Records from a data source
= = =
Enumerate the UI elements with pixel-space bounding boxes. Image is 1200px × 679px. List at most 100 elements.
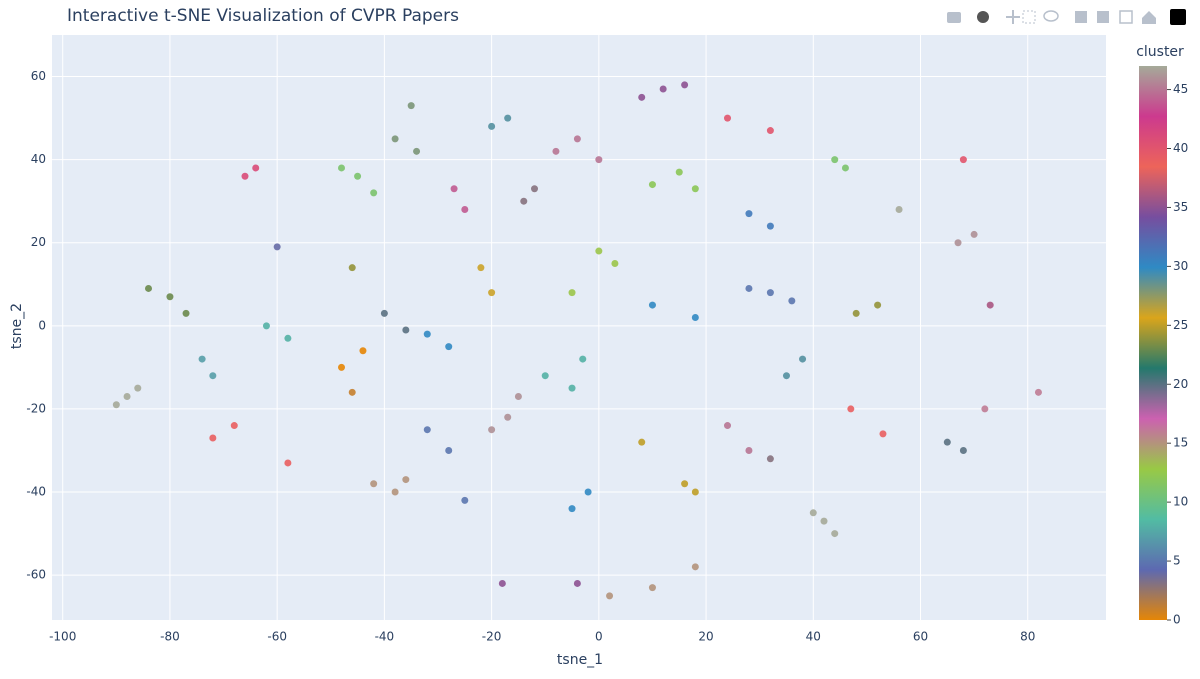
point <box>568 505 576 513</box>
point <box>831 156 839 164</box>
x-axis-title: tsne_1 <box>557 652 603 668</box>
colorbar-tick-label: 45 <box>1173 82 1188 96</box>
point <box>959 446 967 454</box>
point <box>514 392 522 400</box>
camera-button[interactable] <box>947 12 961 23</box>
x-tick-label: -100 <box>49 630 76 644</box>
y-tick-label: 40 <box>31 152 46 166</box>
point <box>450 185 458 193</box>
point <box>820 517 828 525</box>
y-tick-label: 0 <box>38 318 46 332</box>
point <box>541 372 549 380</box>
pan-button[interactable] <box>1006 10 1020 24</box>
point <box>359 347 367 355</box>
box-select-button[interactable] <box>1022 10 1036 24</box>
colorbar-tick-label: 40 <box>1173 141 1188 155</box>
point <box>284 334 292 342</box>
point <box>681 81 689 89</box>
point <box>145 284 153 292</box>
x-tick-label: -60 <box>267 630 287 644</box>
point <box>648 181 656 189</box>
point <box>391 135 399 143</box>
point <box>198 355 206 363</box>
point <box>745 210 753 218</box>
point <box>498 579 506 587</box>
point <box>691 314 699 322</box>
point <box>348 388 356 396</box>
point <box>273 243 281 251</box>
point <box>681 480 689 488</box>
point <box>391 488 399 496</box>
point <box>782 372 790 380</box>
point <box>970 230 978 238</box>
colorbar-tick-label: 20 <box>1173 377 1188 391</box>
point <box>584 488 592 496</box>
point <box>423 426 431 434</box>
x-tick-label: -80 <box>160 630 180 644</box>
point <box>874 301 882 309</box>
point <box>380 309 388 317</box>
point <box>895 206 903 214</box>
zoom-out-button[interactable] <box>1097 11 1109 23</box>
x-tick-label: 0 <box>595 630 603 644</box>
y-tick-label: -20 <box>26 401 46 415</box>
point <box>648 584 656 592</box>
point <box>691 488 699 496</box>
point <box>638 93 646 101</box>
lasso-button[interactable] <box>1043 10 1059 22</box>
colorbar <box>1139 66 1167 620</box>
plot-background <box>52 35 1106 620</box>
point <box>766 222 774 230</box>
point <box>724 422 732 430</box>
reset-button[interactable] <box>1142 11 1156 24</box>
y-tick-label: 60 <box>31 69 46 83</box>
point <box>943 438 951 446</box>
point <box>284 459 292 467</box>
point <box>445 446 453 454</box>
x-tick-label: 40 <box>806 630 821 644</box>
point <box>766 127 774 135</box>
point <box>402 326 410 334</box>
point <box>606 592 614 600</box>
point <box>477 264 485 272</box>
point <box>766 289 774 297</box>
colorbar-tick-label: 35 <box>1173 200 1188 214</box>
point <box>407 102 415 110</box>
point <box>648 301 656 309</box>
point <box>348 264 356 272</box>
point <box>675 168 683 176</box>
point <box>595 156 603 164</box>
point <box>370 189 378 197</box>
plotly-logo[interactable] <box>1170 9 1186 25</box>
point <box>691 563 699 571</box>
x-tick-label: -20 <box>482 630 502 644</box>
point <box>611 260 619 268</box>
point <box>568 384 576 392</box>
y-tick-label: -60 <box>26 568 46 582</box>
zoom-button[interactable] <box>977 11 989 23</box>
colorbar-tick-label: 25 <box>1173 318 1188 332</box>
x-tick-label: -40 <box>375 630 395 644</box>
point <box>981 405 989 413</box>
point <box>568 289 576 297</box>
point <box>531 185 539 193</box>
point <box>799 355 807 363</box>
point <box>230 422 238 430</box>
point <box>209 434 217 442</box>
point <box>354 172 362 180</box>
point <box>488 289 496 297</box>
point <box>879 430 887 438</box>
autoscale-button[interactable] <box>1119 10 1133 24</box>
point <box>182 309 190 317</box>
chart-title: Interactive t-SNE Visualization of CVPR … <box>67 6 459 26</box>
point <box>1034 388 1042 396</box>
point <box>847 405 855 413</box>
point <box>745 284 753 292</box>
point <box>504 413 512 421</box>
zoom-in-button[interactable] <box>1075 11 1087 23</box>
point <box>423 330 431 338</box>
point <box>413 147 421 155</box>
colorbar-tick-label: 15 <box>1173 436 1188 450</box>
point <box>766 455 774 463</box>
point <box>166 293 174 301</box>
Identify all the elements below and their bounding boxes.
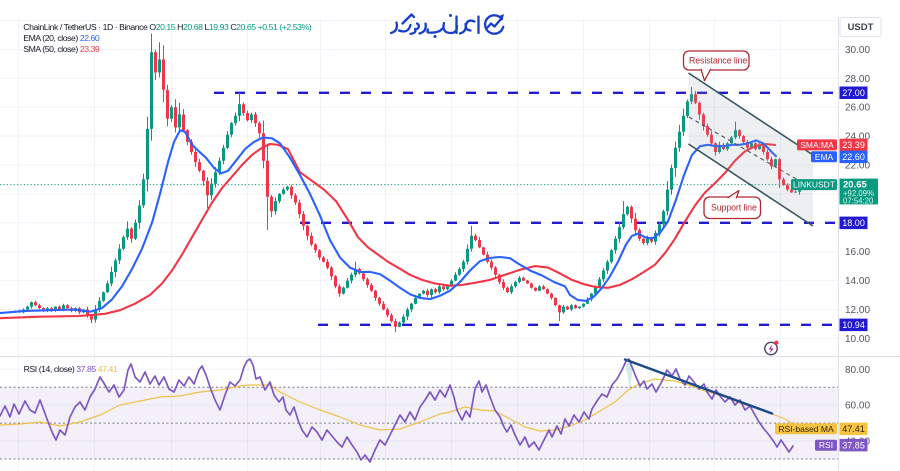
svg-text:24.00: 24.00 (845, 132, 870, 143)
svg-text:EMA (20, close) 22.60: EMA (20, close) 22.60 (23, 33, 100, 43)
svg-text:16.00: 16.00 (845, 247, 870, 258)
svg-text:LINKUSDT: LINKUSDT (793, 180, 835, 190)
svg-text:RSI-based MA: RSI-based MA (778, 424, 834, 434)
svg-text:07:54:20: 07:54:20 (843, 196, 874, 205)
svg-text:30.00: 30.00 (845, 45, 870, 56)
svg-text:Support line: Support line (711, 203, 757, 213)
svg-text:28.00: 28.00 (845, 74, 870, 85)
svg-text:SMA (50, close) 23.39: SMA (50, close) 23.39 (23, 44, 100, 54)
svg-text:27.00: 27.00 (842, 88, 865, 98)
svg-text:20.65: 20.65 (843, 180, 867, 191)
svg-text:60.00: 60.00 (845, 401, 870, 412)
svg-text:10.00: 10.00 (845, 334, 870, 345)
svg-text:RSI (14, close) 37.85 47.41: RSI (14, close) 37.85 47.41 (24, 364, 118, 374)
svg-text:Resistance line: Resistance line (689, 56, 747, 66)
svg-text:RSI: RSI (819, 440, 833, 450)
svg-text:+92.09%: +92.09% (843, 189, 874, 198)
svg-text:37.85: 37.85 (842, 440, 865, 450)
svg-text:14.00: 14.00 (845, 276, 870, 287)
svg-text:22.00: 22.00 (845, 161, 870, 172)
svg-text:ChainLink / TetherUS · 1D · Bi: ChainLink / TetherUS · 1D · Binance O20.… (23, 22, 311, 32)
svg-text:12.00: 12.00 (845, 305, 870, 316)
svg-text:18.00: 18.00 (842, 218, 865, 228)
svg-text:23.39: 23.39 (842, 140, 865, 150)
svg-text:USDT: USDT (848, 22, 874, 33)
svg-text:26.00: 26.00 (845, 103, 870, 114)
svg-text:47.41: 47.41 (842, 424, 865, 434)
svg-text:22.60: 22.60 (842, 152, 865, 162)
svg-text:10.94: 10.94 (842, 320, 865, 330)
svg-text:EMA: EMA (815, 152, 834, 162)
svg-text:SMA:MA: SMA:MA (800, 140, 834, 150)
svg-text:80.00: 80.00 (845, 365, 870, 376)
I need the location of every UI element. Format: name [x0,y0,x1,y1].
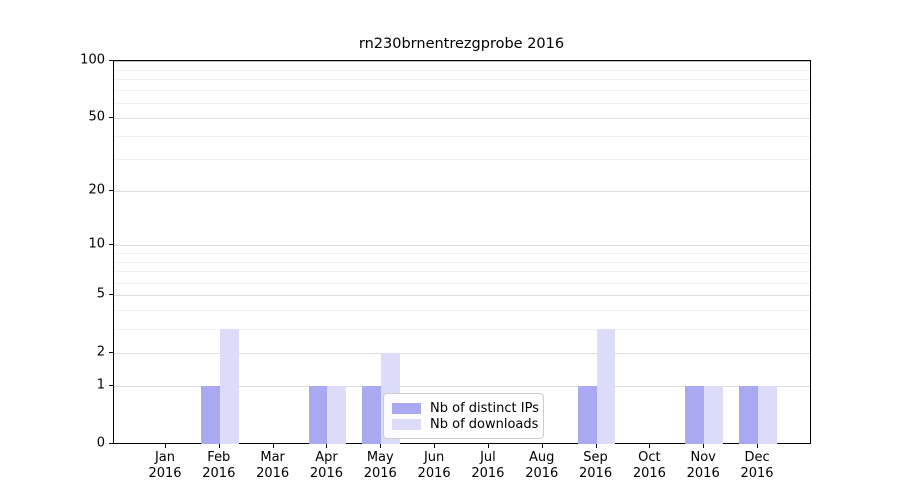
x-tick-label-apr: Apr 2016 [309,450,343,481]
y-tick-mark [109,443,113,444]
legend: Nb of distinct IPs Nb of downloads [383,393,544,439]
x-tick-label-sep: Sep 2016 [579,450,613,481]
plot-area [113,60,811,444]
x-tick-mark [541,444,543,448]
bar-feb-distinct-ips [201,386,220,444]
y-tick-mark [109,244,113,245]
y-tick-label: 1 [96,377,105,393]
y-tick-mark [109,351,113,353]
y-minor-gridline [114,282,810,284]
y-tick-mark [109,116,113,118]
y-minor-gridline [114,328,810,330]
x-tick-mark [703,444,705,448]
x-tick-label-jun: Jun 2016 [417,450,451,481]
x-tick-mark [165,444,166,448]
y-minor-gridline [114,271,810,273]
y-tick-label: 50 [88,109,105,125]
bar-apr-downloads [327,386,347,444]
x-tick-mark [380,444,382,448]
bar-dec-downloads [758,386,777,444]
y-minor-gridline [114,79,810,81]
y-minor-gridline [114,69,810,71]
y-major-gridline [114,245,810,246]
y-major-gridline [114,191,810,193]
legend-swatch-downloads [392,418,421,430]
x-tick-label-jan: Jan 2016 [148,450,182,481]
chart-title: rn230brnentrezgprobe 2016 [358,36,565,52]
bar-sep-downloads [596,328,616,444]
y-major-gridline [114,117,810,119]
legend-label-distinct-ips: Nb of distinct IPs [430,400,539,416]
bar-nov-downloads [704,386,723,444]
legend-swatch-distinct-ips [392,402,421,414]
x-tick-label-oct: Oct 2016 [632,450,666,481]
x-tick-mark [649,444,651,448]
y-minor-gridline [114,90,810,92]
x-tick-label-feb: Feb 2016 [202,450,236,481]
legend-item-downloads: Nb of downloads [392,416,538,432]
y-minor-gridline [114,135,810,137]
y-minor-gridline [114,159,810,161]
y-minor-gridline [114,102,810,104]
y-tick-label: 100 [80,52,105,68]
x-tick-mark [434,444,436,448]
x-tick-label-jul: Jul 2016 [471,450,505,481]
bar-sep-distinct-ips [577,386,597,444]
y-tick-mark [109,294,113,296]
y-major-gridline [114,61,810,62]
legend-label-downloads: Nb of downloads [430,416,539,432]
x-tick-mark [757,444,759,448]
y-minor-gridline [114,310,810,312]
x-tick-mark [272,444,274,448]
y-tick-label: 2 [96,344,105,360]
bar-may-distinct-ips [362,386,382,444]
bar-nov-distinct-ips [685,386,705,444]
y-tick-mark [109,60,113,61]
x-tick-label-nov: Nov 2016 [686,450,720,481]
= = =
Exercise details: Copy out the material from the line containing "x-tick-label-apr: Apr 2016 [309,450,343,481]" through the line containing "y-minor-gridline [114,90,810,92]", changing every "y-minor-gridline" to "y-minor-grid-line" and leaving all else as it is. Give only those lines.

Exercise result:
x-tick-label-apr: Apr 2016 [309,450,343,481]
y-tick-mark [109,443,113,444]
legend: Nb of distinct IPs Nb of downloads [383,393,544,439]
x-tick-label-sep: Sep 2016 [579,450,613,481]
plot-area [113,60,811,444]
x-tick-mark [541,444,543,448]
bar-feb-distinct-ips [201,386,220,444]
y-tick-mark [109,244,113,245]
y-tick-label: 1 [96,377,105,393]
y-tick-mark [109,351,113,353]
y-minor-grid-line [114,282,810,284]
y-tick-mark [109,116,113,118]
y-minor-grid-line [114,328,810,330]
x-tick-mark [703,444,705,448]
x-tick-label-jun: Jun 2016 [417,450,451,481]
x-tick-mark [165,444,166,448]
y-minor-grid-line [114,271,810,273]
y-tick-label: 50 [88,109,105,125]
bar-apr-downloads [327,386,347,444]
x-tick-mark [380,444,382,448]
bar-dec-downloads [758,386,777,444]
y-minor-grid-line [114,79,810,81]
y-minor-grid-line [114,69,810,71]
y-major-gridline [114,245,810,246]
y-major-gridline [114,191,810,193]
legend-swatch-downloads [392,418,421,430]
x-tick-label-jan: Jan 2016 [148,450,182,481]
chart-title: rn230brnentrezgprobe 2016 [358,36,565,52]
bar-sep-downloads [596,328,616,444]
y-major-gridline [114,117,810,119]
legend-label-distinct-ips: Nb of distinct IPs [430,400,539,416]
bar-nov-downloads [704,386,723,444]
legend-swatch-distinct-ips [392,402,421,414]
x-tick-label-oct: Oct 2016 [632,450,666,481]
x-tick-mark [649,444,651,448]
y-minor-grid-line [114,90,810,92]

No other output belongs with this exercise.